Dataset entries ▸
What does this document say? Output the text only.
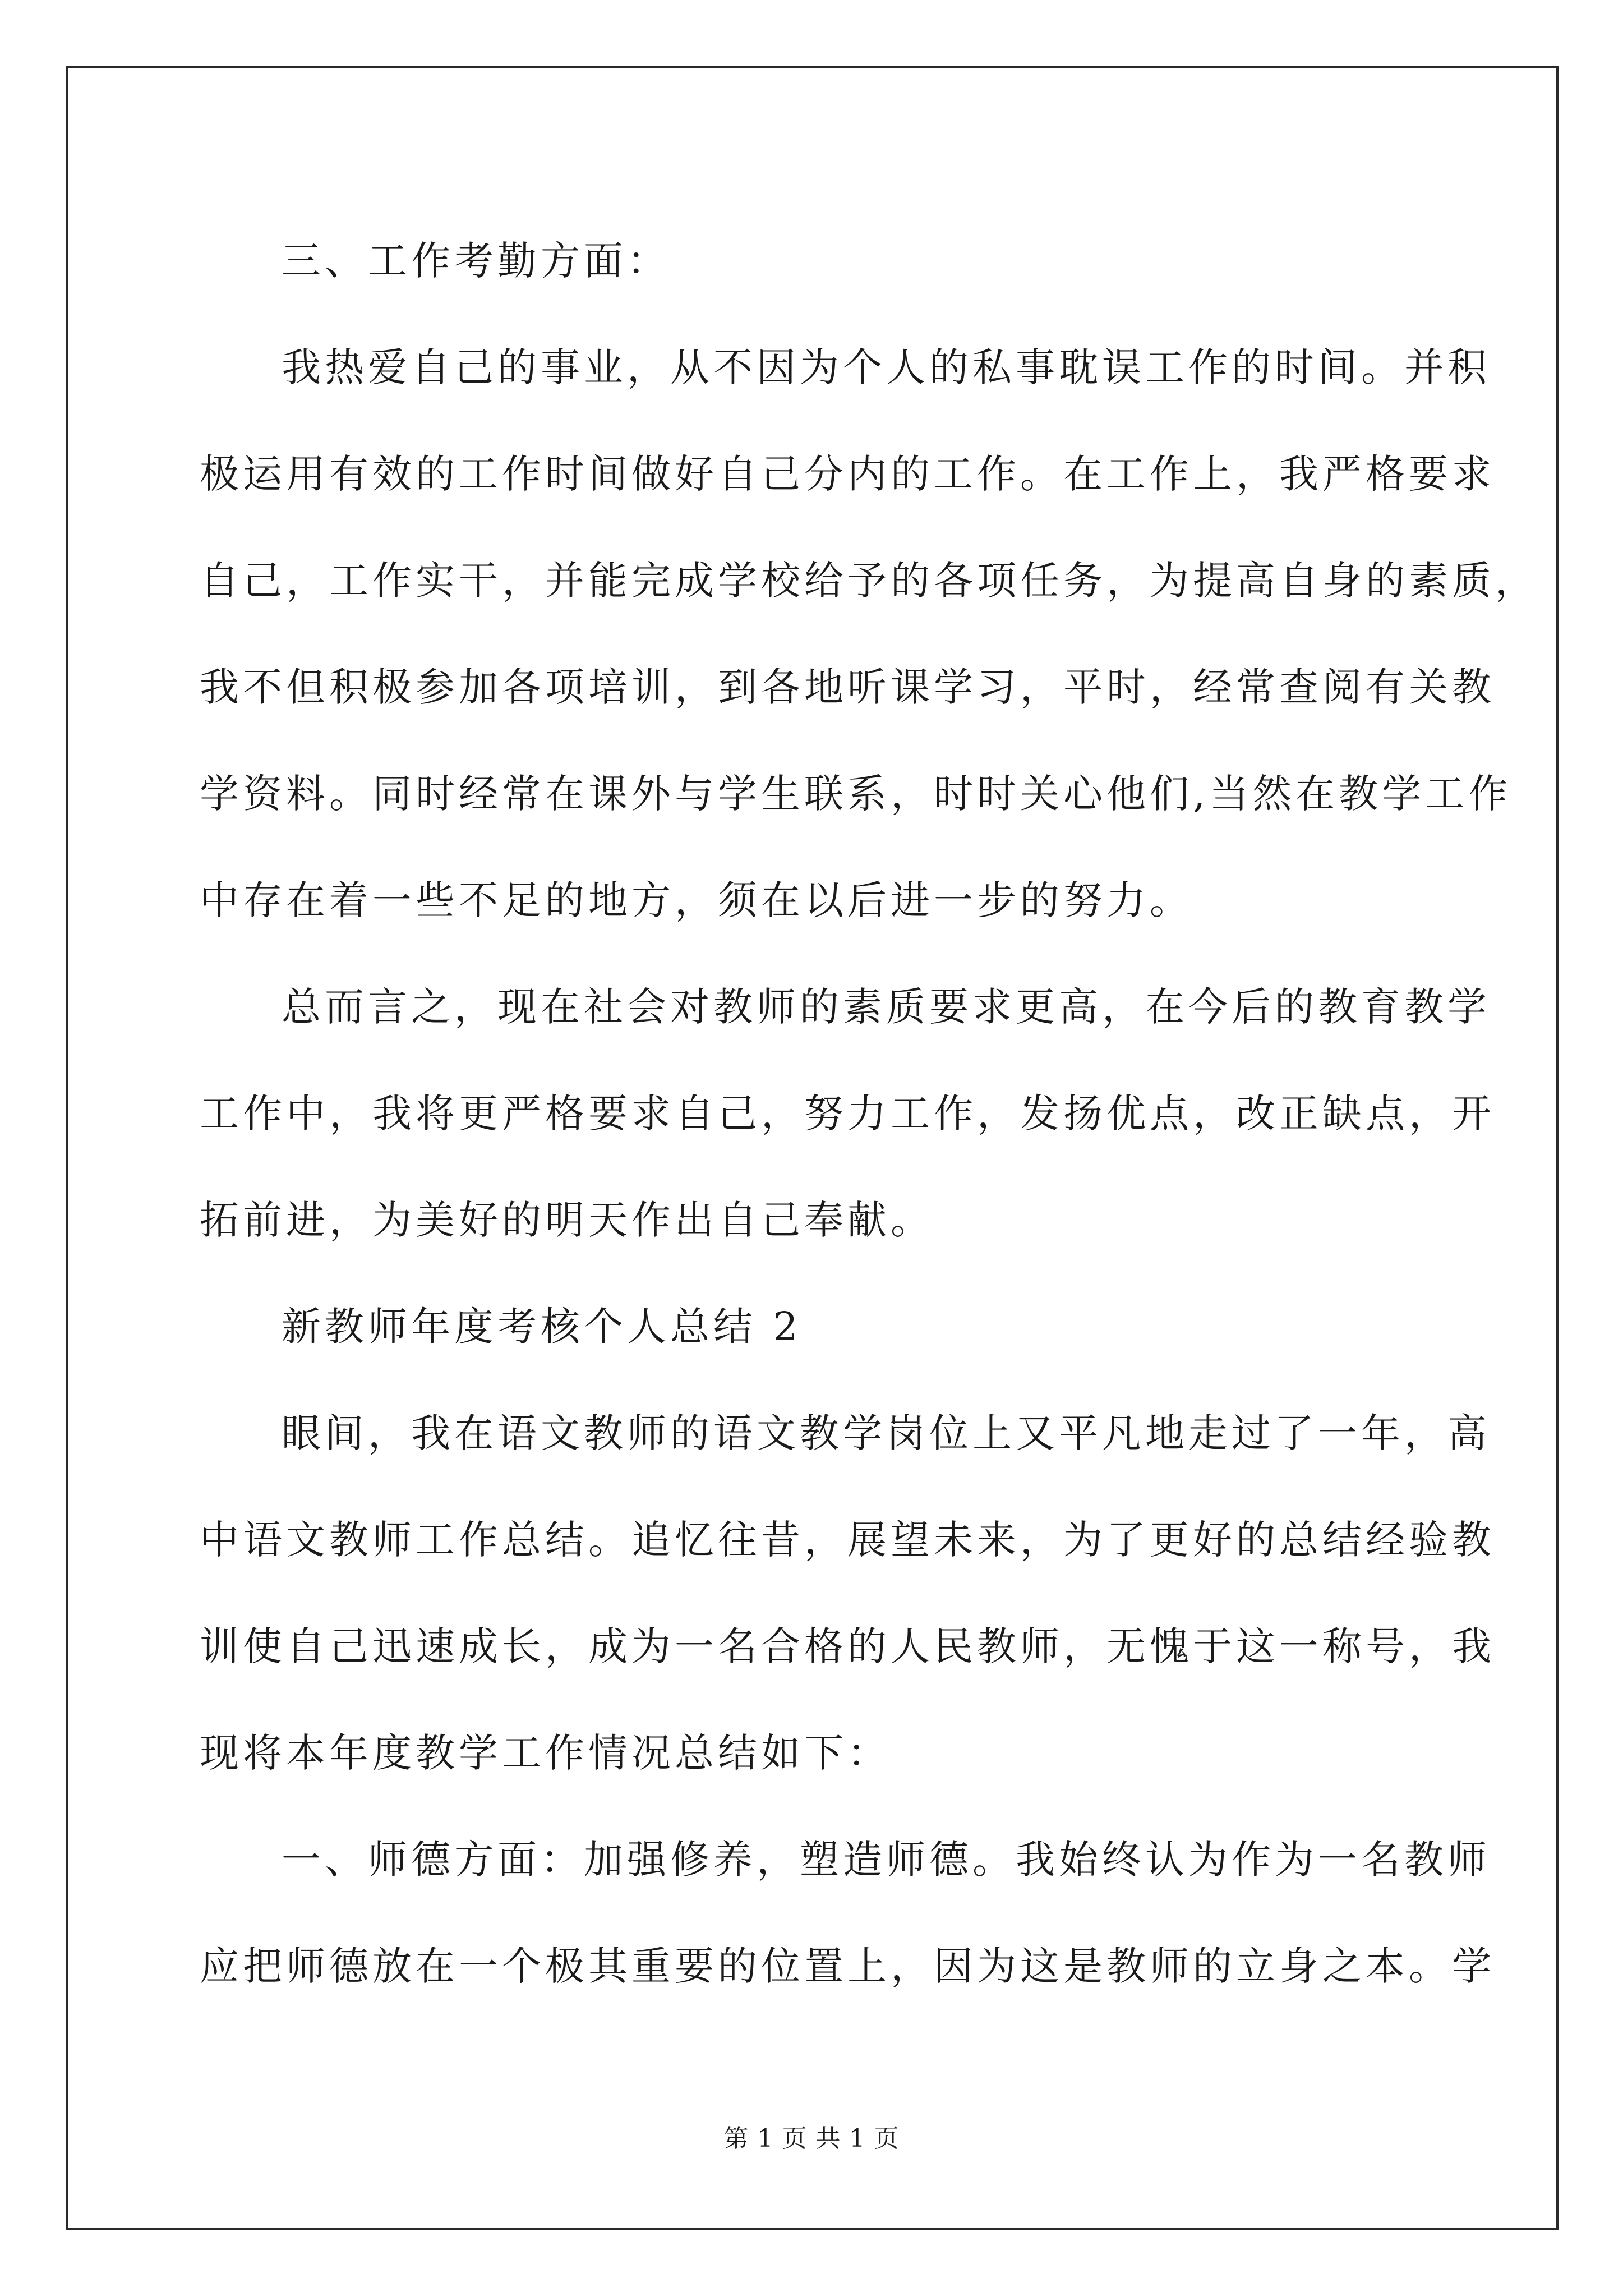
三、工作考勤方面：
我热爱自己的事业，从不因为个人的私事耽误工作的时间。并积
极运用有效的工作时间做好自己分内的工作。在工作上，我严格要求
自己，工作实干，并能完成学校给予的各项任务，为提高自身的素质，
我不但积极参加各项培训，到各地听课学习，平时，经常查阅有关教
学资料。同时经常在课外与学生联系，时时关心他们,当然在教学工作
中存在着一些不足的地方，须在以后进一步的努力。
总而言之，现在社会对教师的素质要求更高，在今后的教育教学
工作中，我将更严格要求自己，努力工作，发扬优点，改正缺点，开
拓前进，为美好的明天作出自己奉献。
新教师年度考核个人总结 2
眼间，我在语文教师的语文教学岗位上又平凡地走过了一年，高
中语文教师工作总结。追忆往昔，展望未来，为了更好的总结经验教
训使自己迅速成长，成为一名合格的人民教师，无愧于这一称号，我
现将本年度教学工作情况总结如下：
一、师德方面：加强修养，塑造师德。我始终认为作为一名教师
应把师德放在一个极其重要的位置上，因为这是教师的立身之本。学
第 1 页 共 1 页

Goal of the exercise ▸ Can you repeat every record above exactly, apart from the pictures?

Solution for this exercise ▸
What does this document say? Output the text only.
三、工作考勤方面：
我热爱自己的事业，从不因为个人的私事耽误工作的时间。并积
极运用有效的工作时间做好自己分内的工作。在工作上，我严格要求
自己，工作实干，并能完成学校给予的各项任务，为提高自身的素质，
我不但积极参加各项培训，到各地听课学习，平时，经常查阅有关教
学资料。同时经常在课外与学生联系，时时关心他们,当然在教学工作
中存在着一些不足的地方，须在以后进一步的努力。
总而言之，现在社会对教师的素质要求更高，在今后的教育教学
工作中，我将更严格要求自己，努力工作，发扬优点，改正缺点，开
拓前进，为美好的明天作出自己奉献。
新教师年度考核个人总结 2
眼间，我在语文教师的语文教学岗位上又平凡地走过了一年，高
中语文教师工作总结。追忆往昔，展望未来，为了更好的总结经验教
训使自己迅速成长，成为一名合格的人民教师，无愧于这一称号，我
现将本年度教学工作情况总结如下：
一、师德方面：加强修养，塑造师德。我始终认为作为一名教师
应把师德放在一个极其重要的位置上，因为这是教师的立身之本。学
第 1 页 共 1 页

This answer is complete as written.